Task description:
Repeat all the records exactly, omitting pictures.

Collected data entries
################
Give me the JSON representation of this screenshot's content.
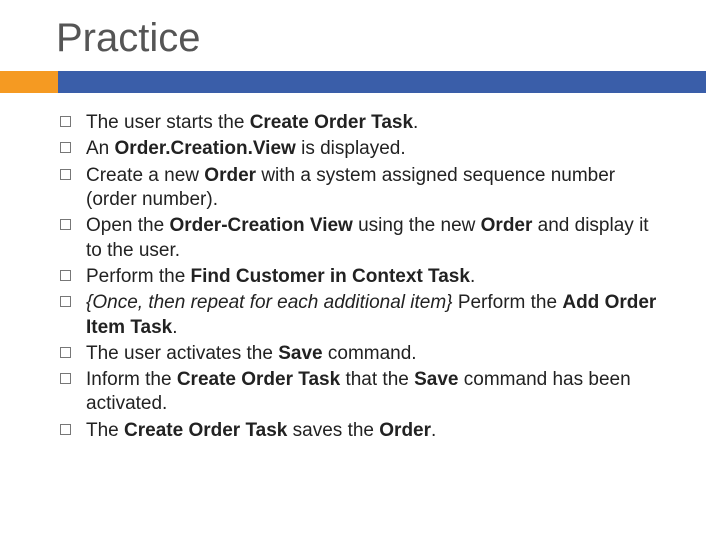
{
  "title": "Practice",
  "items": [
    {
      "segments": [
        {
          "t": "The user starts the "
        },
        {
          "t": "Create Order Task",
          "b": true
        },
        {
          "t": "."
        }
      ]
    },
    {
      "segments": [
        {
          "t": "An "
        },
        {
          "t": "Order.Creation.View",
          "b": true
        },
        {
          "t": " is displayed."
        }
      ]
    },
    {
      "segments": [
        {
          "t": "Create a new "
        },
        {
          "t": "Order",
          "b": true
        },
        {
          "t": " with a system assigned sequence number (order number)."
        }
      ]
    },
    {
      "segments": [
        {
          "t": "Open the "
        },
        {
          "t": "Order-Creation View",
          "b": true
        },
        {
          "t": " using the new "
        },
        {
          "t": "Order",
          "b": true
        },
        {
          "t": " and display it to the user."
        }
      ]
    },
    {
      "segments": [
        {
          "t": "Perform the "
        },
        {
          "t": "Find Customer in Context Task",
          "b": true
        },
        {
          "t": "."
        }
      ]
    },
    {
      "segments": [
        {
          "t": "{Once, then repeat for each additional item} ",
          "i": true
        },
        {
          "t": "Perform the "
        },
        {
          "t": "Add Order Item Task",
          "b": true
        },
        {
          "t": "."
        }
      ]
    },
    {
      "segments": [
        {
          "t": "The user activates the "
        },
        {
          "t": "Save",
          "b": true
        },
        {
          "t": " command."
        }
      ]
    },
    {
      "segments": [
        {
          "t": "Inform the "
        },
        {
          "t": "Create Order Task",
          "b": true
        },
        {
          "t": " that the "
        },
        {
          "t": "Save",
          "b": true
        },
        {
          "t": " command has been activated."
        }
      ]
    },
    {
      "segments": [
        {
          "t": "The "
        },
        {
          "t": "Create Order Task",
          "b": true
        },
        {
          "t": " saves the "
        },
        {
          "t": "Order",
          "b": true
        },
        {
          "t": "."
        }
      ]
    }
  ]
}
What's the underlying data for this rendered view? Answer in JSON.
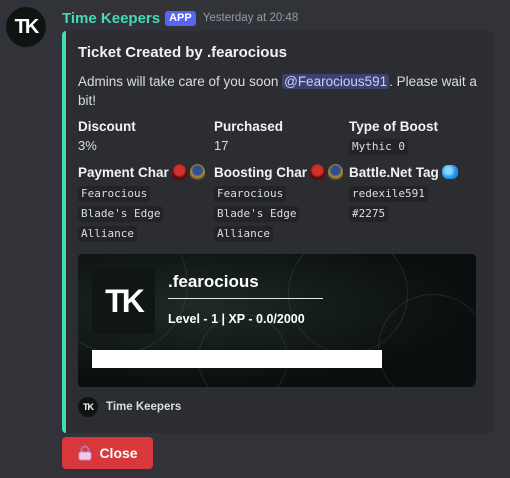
{
  "message": {
    "avatar_text": "TK",
    "username": "Time Keepers",
    "badge": "APP",
    "timestamp": "Yesterday at 20:48"
  },
  "embed": {
    "accent_color": "#45d9b5",
    "title": "Ticket Created by .fearocious",
    "description_before": "Admins will take care of you soon ",
    "mention": "@Fearocious591",
    "description_after": ". Please wait a bit!",
    "fields": {
      "discount": {
        "name": "Discount",
        "value": "3%"
      },
      "purchased": {
        "name": "Purchased",
        "value": "17"
      },
      "boost_type": {
        "name": "Type of Boost",
        "value": "Mythic 0"
      },
      "payment_char": {
        "name": "Payment Char",
        "lines": [
          "Fearocious",
          "Blade's Edge",
          "Alliance"
        ],
        "icons": [
          "horde-icon",
          "alliance-icon"
        ]
      },
      "boosting_char": {
        "name": "Boosting Char",
        "lines": [
          "Fearocious",
          "Blade's Edge",
          "Alliance"
        ],
        "icons": [
          "horde-icon",
          "alliance-icon"
        ]
      },
      "battlenet": {
        "name": "Battle.Net Tag",
        "lines": [
          "redexile591",
          "#2275"
        ],
        "icon": "battlenet-icon"
      }
    },
    "banner": {
      "avatar_text": "TK",
      "name": ".fearocious",
      "level_text": "Level - 1 | XP - 0.0/2000",
      "xp_progress": 0.0
    },
    "footer": {
      "icon_text": "TK",
      "text": "Time Keepers"
    }
  },
  "actions": {
    "close_label": "Close",
    "close_icon": "lock-icon",
    "close_color": "#da373c"
  }
}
################
Correct response:
Give me the JSON representation of this screenshot's content.
{
  "title": "Practice",
  "items": [
    {
      "segments": [
        {
          "t": "The user starts the "
        },
        {
          "t": "Create Order Task",
          "b": true
        },
        {
          "t": "."
        }
      ]
    },
    {
      "segments": [
        {
          "t": "An "
        },
        {
          "t": "Order.Creation.View",
          "b": true
        },
        {
          "t": " is displayed."
        }
      ]
    },
    {
      "segments": [
        {
          "t": "Create a new "
        },
        {
          "t": "Order",
          "b": true
        },
        {
          "t": " with a system assigned sequence number (order number)."
        }
      ]
    },
    {
      "segments": [
        {
          "t": "Open the "
        },
        {
          "t": "Order-Creation View",
          "b": true
        },
        {
          "t": " using the new "
        },
        {
          "t": "Order",
          "b": true
        },
        {
          "t": " and display it to the user."
        }
      ]
    },
    {
      "segments": [
        {
          "t": "Perform the "
        },
        {
          "t": "Find Customer in Context Task",
          "b": true
        },
        {
          "t": "."
        }
      ]
    },
    {
      "segments": [
        {
          "t": "{Once, then repeat for each additional item} ",
          "i": true
        },
        {
          "t": "Perform the "
        },
        {
          "t": "Add Order Item Task",
          "b": true
        },
        {
          "t": "."
        }
      ]
    },
    {
      "segments": [
        {
          "t": "The user activates the "
        },
        {
          "t": "Save",
          "b": true
        },
        {
          "t": " command."
        }
      ]
    },
    {
      "segments": [
        {
          "t": "Inform the "
        },
        {
          "t": "Create Order Task",
          "b": true
        },
        {
          "t": " that the "
        },
        {
          "t": "Save",
          "b": true
        },
        {
          "t": " command has been activated."
        }
      ]
    },
    {
      "segments": [
        {
          "t": "The "
        },
        {
          "t": "Create Order Task",
          "b": true
        },
        {
          "t": " saves the "
        },
        {
          "t": "Order",
          "b": true
        },
        {
          "t": "."
        }
      ]
    }
  ]
}
What's the underlying data for this rendered view? Answer in JSON.
{
  "message": {
    "avatar_text": "TK",
    "username": "Time Keepers",
    "badge": "APP",
    "timestamp": "Yesterday at 20:48"
  },
  "embed": {
    "accent_color": "#45d9b5",
    "title": "Ticket Created by .fearocious",
    "description_before": "Admins will take care of you soon ",
    "mention": "@Fearocious591",
    "description_after": ". Please wait a bit!",
    "fields": {
      "discount": {
        "name": "Discount",
        "value": "3%"
      },
      "purchased": {
        "name": "Purchased",
        "value": "17"
      },
      "boost_type": {
        "name": "Type of Boost",
        "value": "Mythic 0"
      },
      "payment_char": {
        "name": "Payment Char",
        "lines": [
          "Fearocious",
          "Blade's Edge",
          "Alliance"
        ],
        "icons": [
          "horde-icon",
          "alliance-icon"
        ]
      },
      "boosting_char": {
        "name": "Boosting Char",
        "lines": [
          "Fearocious",
          "Blade's Edge",
          "Alliance"
        ],
        "icons": [
          "horde-icon",
          "alliance-icon"
        ]
      },
      "battlenet": {
        "name": "Battle.Net Tag",
        "lines": [
          "redexile591",
          "#2275"
        ],
        "icon": "battlenet-icon"
      }
    },
    "banner": {
      "avatar_text": "TK",
      "name": ".fearocious",
      "level_text": "Level - 1 | XP - 0.0/2000",
      "xp_progress": 0.0
    },
    "footer": {
      "icon_text": "TK",
      "text": "Time Keepers"
    }
  },
  "actions": {
    "close_label": "Close",
    "close_icon": "lock-icon",
    "close_color": "#da373c"
  }
}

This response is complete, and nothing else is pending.